WRITTEN TASK: Write out the listing below exactly, and omit any images you find in it.

WORKING DATA:

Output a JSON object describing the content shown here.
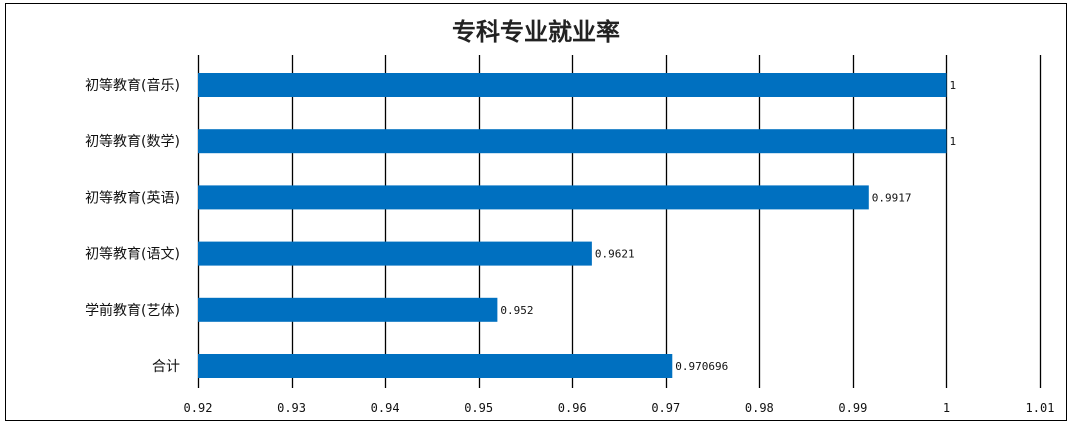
{
  "chart_data": {
    "type": "bar",
    "orientation": "horizontal",
    "title": "专科专业就业率",
    "categories": [
      "初等教育(音乐)",
      "初等教育(数学)",
      "初等教育(英语)",
      "初等教育(语文)",
      "学前教育(艺体)",
      "合计"
    ],
    "values": [
      1,
      1,
      0.9917,
      0.9621,
      0.952,
      0.970696
    ],
    "data_labels": [
      "1",
      "1",
      "0.9917",
      "0.9621",
      "0.952",
      "0.970696"
    ],
    "xlim": [
      0.92,
      1.01
    ],
    "x_ticks": [
      0.92,
      0.93,
      0.94,
      0.95,
      0.96,
      0.97,
      0.98,
      0.99,
      1,
      1.01
    ],
    "x_tick_labels": [
      "0.92",
      "0.93",
      "0.94",
      "0.95",
      "0.96",
      "0.97",
      "0.98",
      "0.99",
      "1",
      "1.01"
    ],
    "xlabel": "",
    "ylabel": "",
    "grid": "vertical",
    "legend": "none",
    "bar_color": "#0070c0",
    "grid_color": "#000000"
  }
}
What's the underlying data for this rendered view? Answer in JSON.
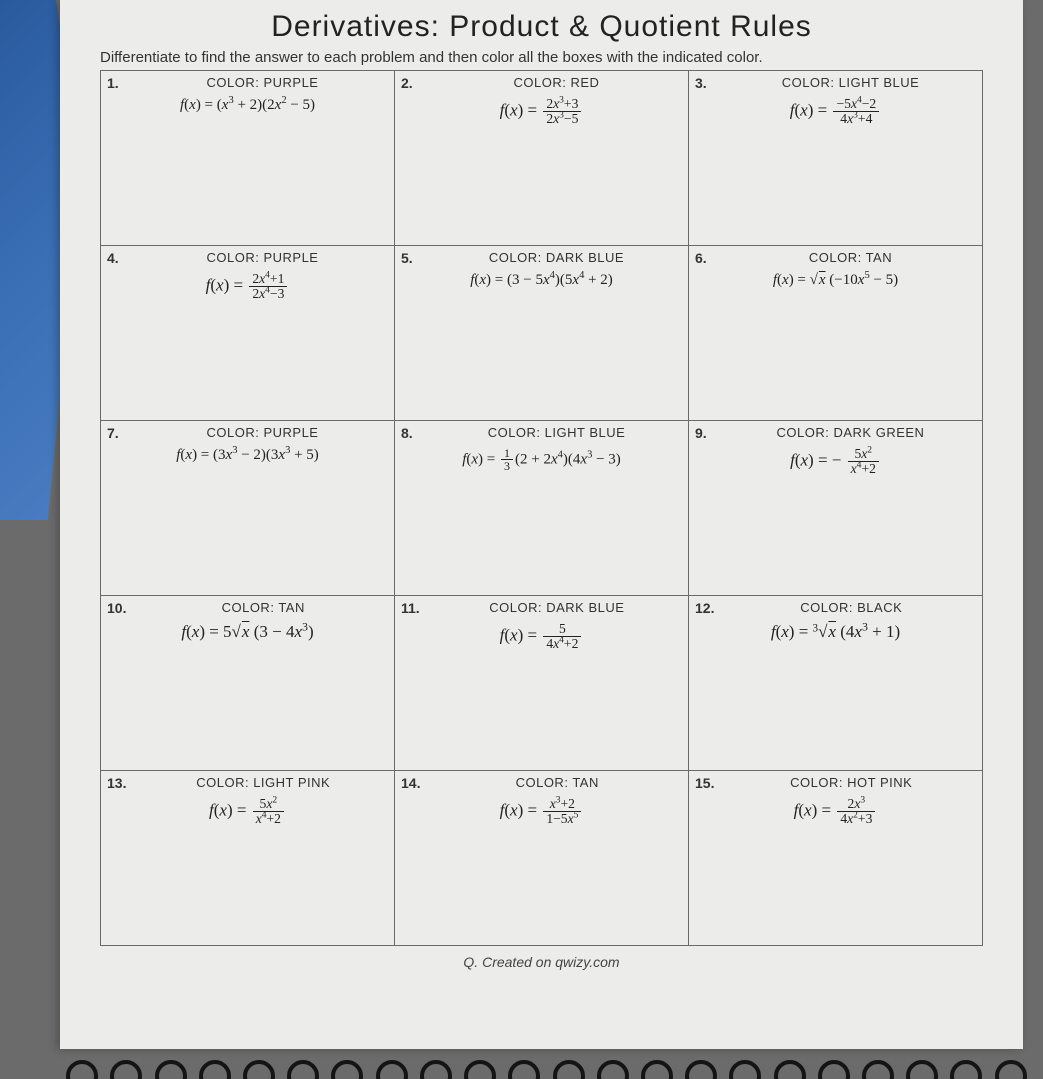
{
  "title": "Derivatives: Product & Quotient Rules",
  "subtitle": "Differentiate to find the answer to each problem and then color all the boxes with the indicated color.",
  "footer": "Q. Created on qwizy.com",
  "colors": {
    "page_bg": "#ececea",
    "border": "#6a6a6a",
    "text": "#222222",
    "edge_blue": "#3a6fb5"
  },
  "cells": [
    {
      "num": "1.",
      "color": "COLOR: PURPLE"
    },
    {
      "num": "2.",
      "color": "COLOR: RED"
    },
    {
      "num": "3.",
      "color": "COLOR: LIGHT BLUE"
    },
    {
      "num": "4.",
      "color": "COLOR: PURPLE"
    },
    {
      "num": "5.",
      "color": "COLOR: DARK BLUE"
    },
    {
      "num": "6.",
      "color": "COLOR: TAN"
    },
    {
      "num": "7.",
      "color": "COLOR: PURPLE"
    },
    {
      "num": "8.",
      "color": "COLOR: LIGHT BLUE"
    },
    {
      "num": "9.",
      "color": "COLOR: DARK GREEN"
    },
    {
      "num": "10.",
      "color": "COLOR: TAN"
    },
    {
      "num": "11.",
      "color": "COLOR: DARK BLUE"
    },
    {
      "num": "12.",
      "color": "COLOR: BLACK"
    },
    {
      "num": "13.",
      "color": "COLOR: LIGHT PINK"
    },
    {
      "num": "14.",
      "color": "COLOR: TAN"
    },
    {
      "num": "15.",
      "color": "COLOR: HOT PINK"
    }
  ],
  "formulas_plain": [
    "f(x) = (x^3 + 2)(2x^2 - 5)",
    "f(x) = (2x^3 + 3)/(2x^3 - 5)",
    "f(x) = (-5x^4 - 2)/(4x^3 + 4)",
    "f(x) = (2x^4 + 1)/(2x^4 - 3)",
    "f(x) = (3 - 5x^4)(5x^4 + 2)",
    "f(x) = sqrt(x)(-10x^5 - 5)",
    "f(x) = (3x^3 - 2)(3x^3 + 5)",
    "f(x) = (1/3)(2 + 2x^4)(4x^3 - 3)",
    "f(x) = -(5x^2)/(x^4 + 2)",
    "f(x) = 5 sqrt(x)(3 - 4x^3)",
    "f(x) = 5/(4x^4 + 2)",
    "f(x) = cbrt(x)(4x^3 + 1)",
    "f(x) = (5x^2)/(x^4 + 2)",
    "f(x) = (x^3 + 2)/(1 - 5x^5)",
    "f(x) = (2x^3)/(4x^2 + 3)"
  ]
}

ANSWER:
Output a JSON object describing the content shown here.
{
  "chart_data": {
    "type": "bar",
    "orientation": "horizontal",
    "title": "专科专业就业率",
    "categories": [
      "初等教育(音乐)",
      "初等教育(数学)",
      "初等教育(英语)",
      "初等教育(语文)",
      "学前教育(艺体)",
      "合计"
    ],
    "values": [
      1,
      1,
      0.9917,
      0.9621,
      0.952,
      0.970696
    ],
    "data_labels": [
      "1",
      "1",
      "0.9917",
      "0.9621",
      "0.952",
      "0.970696"
    ],
    "xlim": [
      0.92,
      1.01
    ],
    "x_ticks": [
      0.92,
      0.93,
      0.94,
      0.95,
      0.96,
      0.97,
      0.98,
      0.99,
      1,
      1.01
    ],
    "x_tick_labels": [
      "0.92",
      "0.93",
      "0.94",
      "0.95",
      "0.96",
      "0.97",
      "0.98",
      "0.99",
      "1",
      "1.01"
    ],
    "xlabel": "",
    "ylabel": "",
    "grid": "vertical",
    "legend": "none",
    "bar_color": "#0070c0",
    "grid_color": "#000000"
  }
}
What's the underlying data for this rendered view? Answer in JSON.
{
  "title": "Derivatives: Product & Quotient Rules",
  "subtitle": "Differentiate to find the answer to each problem and then color all the boxes with the indicated color.",
  "footer": "Q. Created on qwizy.com",
  "colors": {
    "page_bg": "#ececea",
    "border": "#6a6a6a",
    "text": "#222222",
    "edge_blue": "#3a6fb5"
  },
  "cells": [
    {
      "num": "1.",
      "color": "COLOR: PURPLE"
    },
    {
      "num": "2.",
      "color": "COLOR: RED"
    },
    {
      "num": "3.",
      "color": "COLOR: LIGHT BLUE"
    },
    {
      "num": "4.",
      "color": "COLOR: PURPLE"
    },
    {
      "num": "5.",
      "color": "COLOR: DARK BLUE"
    },
    {
      "num": "6.",
      "color": "COLOR: TAN"
    },
    {
      "num": "7.",
      "color": "COLOR: PURPLE"
    },
    {
      "num": "8.",
      "color": "COLOR: LIGHT BLUE"
    },
    {
      "num": "9.",
      "color": "COLOR: DARK GREEN"
    },
    {
      "num": "10.",
      "color": "COLOR: TAN"
    },
    {
      "num": "11.",
      "color": "COLOR: DARK BLUE"
    },
    {
      "num": "12.",
      "color": "COLOR: BLACK"
    },
    {
      "num": "13.",
      "color": "COLOR: LIGHT PINK"
    },
    {
      "num": "14.",
      "color": "COLOR: TAN"
    },
    {
      "num": "15.",
      "color": "COLOR: HOT PINK"
    }
  ],
  "formulas_plain": [
    "f(x) = (x^3 + 2)(2x^2 - 5)",
    "f(x) = (2x^3 + 3)/(2x^3 - 5)",
    "f(x) = (-5x^4 - 2)/(4x^3 + 4)",
    "f(x) = (2x^4 + 1)/(2x^4 - 3)",
    "f(x) = (3 - 5x^4)(5x^4 + 2)",
    "f(x) = sqrt(x)(-10x^5 - 5)",
    "f(x) = (3x^3 - 2)(3x^3 + 5)",
    "f(x) = (1/3)(2 + 2x^4)(4x^3 - 3)",
    "f(x) = -(5x^2)/(x^4 + 2)",
    "f(x) = 5 sqrt(x)(3 - 4x^3)",
    "f(x) = 5/(4x^4 + 2)",
    "f(x) = cbrt(x)(4x^3 + 1)",
    "f(x) = (5x^2)/(x^4 + 2)",
    "f(x) = (x^3 + 2)/(1 - 5x^5)",
    "f(x) = (2x^3)/(4x^2 + 3)"
  ]
}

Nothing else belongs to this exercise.